§ Study text
***

They’re starting with coaches, because eating disorder risk and prevalence is higher among athletes. Having a coach be aware of how they talk about their athlete’s bodies and food, or even how they talk about their own bodies in front of their athletes, can have a huge impact. No child is born counting calories, declaring carbs to be off-limits or saying that they are “being bad” when eating French fries. These behaviors are learned from mimicking the adults in their lives.
I am so grateful that my Mom never said, “Do these pants make me look fat?” in front of me as a kid. Pants were, well, pants. Nothing more. Clothes didn’t make me feel shameful if they failed to make me look skinny. They were what you wore to avoid running around naked! Similarly, my Dad never talked about food being “good” or “bad”…it was just delicious, and a good way to have energy for mowing the lawn or going canoeing If you were hungry, you ate. It was simple. The coaches I worked with referred to food as powerful fuel that we needed in order to do what we loved. Food could also bring about happy social events, like the big team pasta feeds the night before a race.

***

§ Given entries

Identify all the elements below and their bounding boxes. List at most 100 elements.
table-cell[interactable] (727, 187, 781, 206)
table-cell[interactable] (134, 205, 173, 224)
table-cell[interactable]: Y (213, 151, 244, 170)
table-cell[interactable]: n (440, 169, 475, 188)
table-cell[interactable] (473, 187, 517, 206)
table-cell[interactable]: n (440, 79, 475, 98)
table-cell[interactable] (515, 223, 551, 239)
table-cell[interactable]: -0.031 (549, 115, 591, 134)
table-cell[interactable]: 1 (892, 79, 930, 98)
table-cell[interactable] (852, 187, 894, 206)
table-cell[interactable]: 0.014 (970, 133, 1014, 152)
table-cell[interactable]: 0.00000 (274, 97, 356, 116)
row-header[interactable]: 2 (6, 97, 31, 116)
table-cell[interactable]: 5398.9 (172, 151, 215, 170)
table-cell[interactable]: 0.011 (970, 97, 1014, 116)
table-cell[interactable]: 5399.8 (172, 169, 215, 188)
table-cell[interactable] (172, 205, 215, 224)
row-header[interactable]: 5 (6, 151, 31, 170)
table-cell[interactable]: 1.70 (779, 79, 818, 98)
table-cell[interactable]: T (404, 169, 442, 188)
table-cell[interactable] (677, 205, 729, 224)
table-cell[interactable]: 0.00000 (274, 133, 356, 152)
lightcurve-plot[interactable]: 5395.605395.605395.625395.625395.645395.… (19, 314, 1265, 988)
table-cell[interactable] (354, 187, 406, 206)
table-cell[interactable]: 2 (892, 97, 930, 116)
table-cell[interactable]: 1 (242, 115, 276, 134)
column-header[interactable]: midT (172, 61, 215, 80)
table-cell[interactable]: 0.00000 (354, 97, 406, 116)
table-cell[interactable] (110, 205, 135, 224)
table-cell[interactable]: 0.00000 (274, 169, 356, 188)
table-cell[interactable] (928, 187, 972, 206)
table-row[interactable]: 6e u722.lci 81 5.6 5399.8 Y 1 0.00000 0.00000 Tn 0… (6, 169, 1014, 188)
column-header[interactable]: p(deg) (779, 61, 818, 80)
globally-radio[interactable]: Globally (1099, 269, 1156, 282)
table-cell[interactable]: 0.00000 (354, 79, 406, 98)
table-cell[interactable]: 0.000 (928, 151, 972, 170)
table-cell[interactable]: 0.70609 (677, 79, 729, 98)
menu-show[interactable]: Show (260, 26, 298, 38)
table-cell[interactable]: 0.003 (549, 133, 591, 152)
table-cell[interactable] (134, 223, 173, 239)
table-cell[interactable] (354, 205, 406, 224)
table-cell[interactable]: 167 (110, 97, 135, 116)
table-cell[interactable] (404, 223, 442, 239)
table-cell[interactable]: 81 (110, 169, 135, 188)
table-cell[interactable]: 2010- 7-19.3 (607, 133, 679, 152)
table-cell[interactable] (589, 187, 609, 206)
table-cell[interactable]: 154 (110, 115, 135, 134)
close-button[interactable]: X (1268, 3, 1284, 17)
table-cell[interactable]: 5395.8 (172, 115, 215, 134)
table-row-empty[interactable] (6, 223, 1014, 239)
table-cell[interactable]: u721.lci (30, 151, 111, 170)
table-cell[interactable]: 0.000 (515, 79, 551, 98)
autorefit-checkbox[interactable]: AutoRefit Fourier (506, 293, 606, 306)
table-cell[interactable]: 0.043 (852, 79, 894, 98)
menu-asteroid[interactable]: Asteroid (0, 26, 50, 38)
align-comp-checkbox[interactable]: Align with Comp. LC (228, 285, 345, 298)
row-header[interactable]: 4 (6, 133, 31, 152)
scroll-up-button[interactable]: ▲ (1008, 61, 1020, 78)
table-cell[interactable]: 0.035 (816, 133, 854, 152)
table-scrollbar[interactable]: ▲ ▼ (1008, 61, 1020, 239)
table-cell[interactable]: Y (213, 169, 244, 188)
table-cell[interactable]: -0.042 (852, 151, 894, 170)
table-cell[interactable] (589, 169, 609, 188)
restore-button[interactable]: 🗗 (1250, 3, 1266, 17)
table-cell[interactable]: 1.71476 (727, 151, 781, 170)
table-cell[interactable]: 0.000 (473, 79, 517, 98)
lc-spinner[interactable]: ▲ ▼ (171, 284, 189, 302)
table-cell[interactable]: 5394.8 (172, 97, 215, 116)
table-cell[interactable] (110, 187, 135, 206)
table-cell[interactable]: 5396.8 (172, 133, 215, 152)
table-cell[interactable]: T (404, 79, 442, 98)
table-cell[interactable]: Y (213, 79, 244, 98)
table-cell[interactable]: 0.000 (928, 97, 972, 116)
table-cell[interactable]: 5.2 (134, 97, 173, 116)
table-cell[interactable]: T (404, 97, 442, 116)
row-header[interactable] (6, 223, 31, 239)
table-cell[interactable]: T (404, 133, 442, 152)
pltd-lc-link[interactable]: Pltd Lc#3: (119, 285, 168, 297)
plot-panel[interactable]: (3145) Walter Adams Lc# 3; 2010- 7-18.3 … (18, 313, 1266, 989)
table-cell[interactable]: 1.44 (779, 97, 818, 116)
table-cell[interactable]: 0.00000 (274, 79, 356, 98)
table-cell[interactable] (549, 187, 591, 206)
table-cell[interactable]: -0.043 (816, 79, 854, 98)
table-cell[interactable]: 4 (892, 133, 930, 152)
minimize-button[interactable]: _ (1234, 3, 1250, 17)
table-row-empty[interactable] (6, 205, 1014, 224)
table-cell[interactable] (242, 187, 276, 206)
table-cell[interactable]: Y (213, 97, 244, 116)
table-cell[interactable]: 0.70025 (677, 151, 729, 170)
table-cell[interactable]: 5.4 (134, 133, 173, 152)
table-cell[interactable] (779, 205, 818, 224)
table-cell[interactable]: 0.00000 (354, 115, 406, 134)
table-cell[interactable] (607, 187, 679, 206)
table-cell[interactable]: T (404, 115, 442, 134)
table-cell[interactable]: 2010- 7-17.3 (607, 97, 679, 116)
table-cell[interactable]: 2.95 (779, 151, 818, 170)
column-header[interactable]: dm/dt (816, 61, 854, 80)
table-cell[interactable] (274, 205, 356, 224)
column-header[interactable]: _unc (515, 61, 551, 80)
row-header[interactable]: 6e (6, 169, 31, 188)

***

§ Action item
From the text above on coaches, parents, and talk about food and bodies, write out word for word the part starting with "I am so grateful" and going on through "before a race.".

§ Response area
I am so grateful that my Mom never said, “Do these pants make me look fat?” in front of me as a kid. Pants were, well, pants. Nothing more. Clothes didn’t make me feel shameful if they failed to make me look skinny. They were what you wore to avoid running around naked! Similarly, my Dad never talked about food being “good” or “bad”…it was just delicious, and a good way to have energy for mowing the lawn or going canoeing If you were hungry, you ate. It was simple. The coaches I worked with referred to food as powerful fuel that we needed in order to do what we loved. Food could also bring about happy social events, like the big team pasta feeds the night before a race.